Written instruction
Exactly transcribe the span of lines from the one containing "Extract the structured" through the final line of the entries, inclusive, and nothing outside it. Exclude the pictures.

** begin Recorded data **

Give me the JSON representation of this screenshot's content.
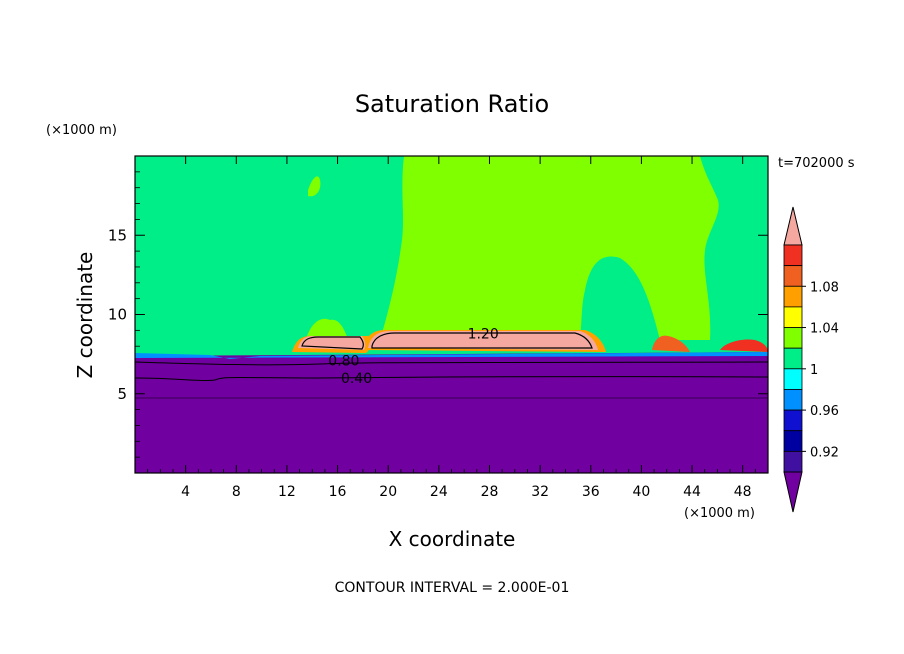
{
  "chart_data": {
    "type": "heatmap",
    "title": "Saturation Ratio",
    "xlabel": "X coordinate",
    "ylabel": "Z coordinate",
    "x_unit": "(×1000 m)",
    "y_unit": "(×1000 m)",
    "time_label": "t=702000 s",
    "footer": "CONTOUR INTERVAL = 2.000E-01",
    "xlim": [
      0,
      50
    ],
    "ylim": [
      0,
      20
    ],
    "x_ticks": [
      4,
      8,
      12,
      16,
      20,
      24,
      28,
      32,
      36,
      40,
      44,
      48
    ],
    "y_ticks": [
      5,
      10,
      15
    ],
    "colorbar": {
      "labels": [
        "1.08",
        "1.04",
        "1",
        "0.96",
        "0.92"
      ],
      "label_values": [
        1.08,
        1.04,
        1.0,
        0.96,
        0.92
      ],
      "bins": [
        {
          "value": 1.1,
          "color": "#f4a8a0"
        },
        {
          "value": 1.09,
          "color": "#f03020"
        },
        {
          "value": 1.07,
          "color": "#f06020"
        },
        {
          "value": 1.05,
          "color": "#ffa000"
        },
        {
          "value": 1.03,
          "color": "#ffff00"
        },
        {
          "value": 1.01,
          "color": "#80ff00"
        },
        {
          "value": 0.99,
          "color": "#00ee88"
        },
        {
          "value": 0.97,
          "color": "#00ffff"
        },
        {
          "value": 0.95,
          "color": "#0090ff"
        },
        {
          "value": 0.93,
          "color": "#1010d0"
        },
        {
          "value": 0.91,
          "color": "#0000a0"
        },
        {
          "value": 0.9,
          "color": "#4010a0"
        },
        {
          "value": 0.88,
          "color": "#7000a0"
        }
      ]
    },
    "contour_labels": [
      {
        "text": "1.20",
        "x": 27.5,
        "z": 8.8
      },
      {
        "text": "0.80",
        "x": 16.5,
        "z": 7.1
      },
      {
        "text": "0.40",
        "x": 17.5,
        "z": 6.0
      }
    ],
    "contour_lines": [
      {
        "value": 0.4,
        "z": 6.1
      },
      {
        "value": 0.8,
        "z": 7.1
      }
    ],
    "regions": {
      "lower_layer_top_z": 7.5,
      "purple_color": "#7000a0",
      "green_color": "#00ee88",
      "lime_color": "#80ff00"
    }
  }
}
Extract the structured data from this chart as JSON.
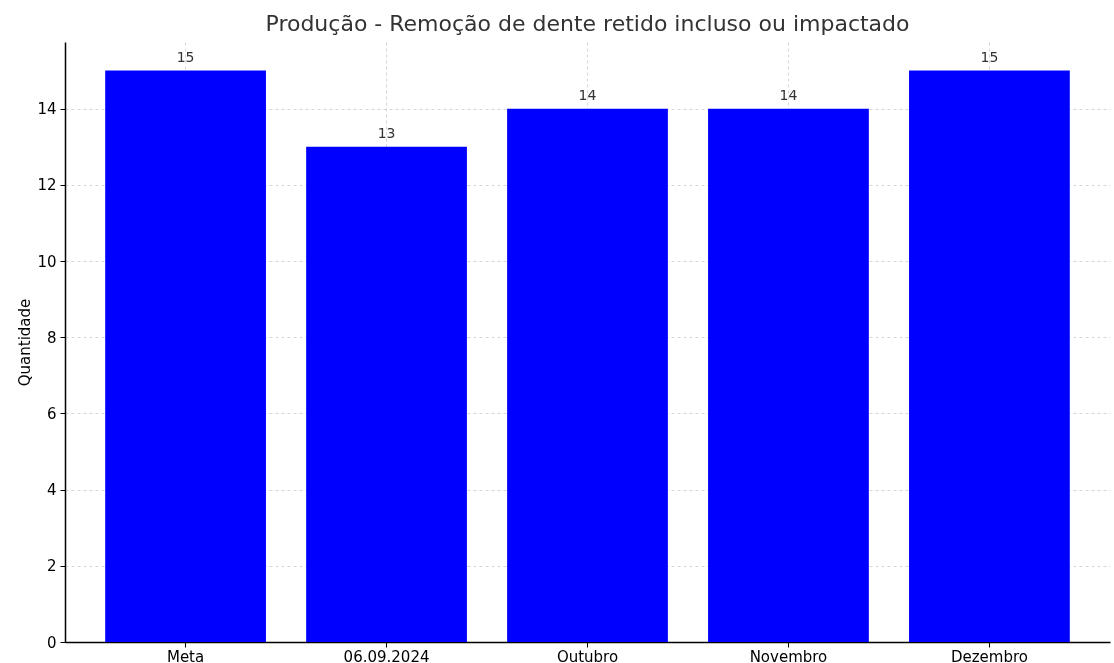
{
  "chart_data": {
    "type": "bar",
    "title": "Produção - Remoção de dente retido incluso ou impactado",
    "ylabel": "Quantidade",
    "categories": [
      "Meta",
      "06.09.2024",
      "Outubro",
      "Novembro",
      "Dezembro"
    ],
    "values": [
      15,
      13,
      14,
      14,
      15
    ],
    "color": "#0000ff",
    "ylim": [
      0,
      15.75
    ],
    "yticks": [
      0,
      2,
      4,
      6,
      8,
      10,
      12,
      14
    ],
    "grid": true,
    "data_labels": true
  }
}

** end Recorded data **

Result
Extract the structured data from this chart as JSON.
{
  "chart_data": {
    "type": "bar",
    "title": "Produção - Remoção de dente retido incluso ou impactado",
    "ylabel": "Quantidade",
    "categories": [
      "Meta",
      "06.09.2024",
      "Outubro",
      "Novembro",
      "Dezembro"
    ],
    "values": [
      15,
      13,
      14,
      14,
      15
    ],
    "color": "#0000ff",
    "ylim": [
      0,
      15.75
    ],
    "yticks": [
      0,
      2,
      4,
      6,
      8,
      10,
      12,
      14
    ],
    "grid": true,
    "data_labels": true
  }
}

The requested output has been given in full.